**Stated task**
For each line below that includes the word "content", make a copy.

**Rows from a dataset**

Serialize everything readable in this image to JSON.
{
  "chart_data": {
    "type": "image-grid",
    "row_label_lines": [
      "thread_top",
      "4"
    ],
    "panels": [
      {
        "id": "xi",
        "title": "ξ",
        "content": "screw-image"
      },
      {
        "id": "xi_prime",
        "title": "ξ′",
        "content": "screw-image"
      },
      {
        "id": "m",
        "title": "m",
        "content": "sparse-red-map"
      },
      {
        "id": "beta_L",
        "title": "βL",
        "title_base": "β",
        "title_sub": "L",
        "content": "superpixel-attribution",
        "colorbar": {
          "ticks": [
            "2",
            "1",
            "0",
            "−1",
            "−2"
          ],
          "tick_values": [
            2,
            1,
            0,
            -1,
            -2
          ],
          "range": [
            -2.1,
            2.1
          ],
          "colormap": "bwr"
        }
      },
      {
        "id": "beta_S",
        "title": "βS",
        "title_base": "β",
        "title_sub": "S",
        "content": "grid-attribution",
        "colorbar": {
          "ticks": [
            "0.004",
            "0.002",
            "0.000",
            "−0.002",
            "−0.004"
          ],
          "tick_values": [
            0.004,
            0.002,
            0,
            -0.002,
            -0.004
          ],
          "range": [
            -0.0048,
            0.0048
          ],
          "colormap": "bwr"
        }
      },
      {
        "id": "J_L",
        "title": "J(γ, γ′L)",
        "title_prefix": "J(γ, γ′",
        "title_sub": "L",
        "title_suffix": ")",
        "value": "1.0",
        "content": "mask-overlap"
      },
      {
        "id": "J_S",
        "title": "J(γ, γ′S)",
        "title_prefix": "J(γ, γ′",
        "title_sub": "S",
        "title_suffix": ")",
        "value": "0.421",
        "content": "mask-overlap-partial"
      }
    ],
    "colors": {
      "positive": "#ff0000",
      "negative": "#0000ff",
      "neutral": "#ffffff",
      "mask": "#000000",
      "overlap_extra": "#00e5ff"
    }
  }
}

**Completed task**
        "content": "screw-image"
        "content": "screw-image"
        "content": "sparse-red-map"
        "content": "superpixel-attribution",
        "content": "grid-attribution",
        "content": "mask-overlap"
        "content": "mask-overlap-partial"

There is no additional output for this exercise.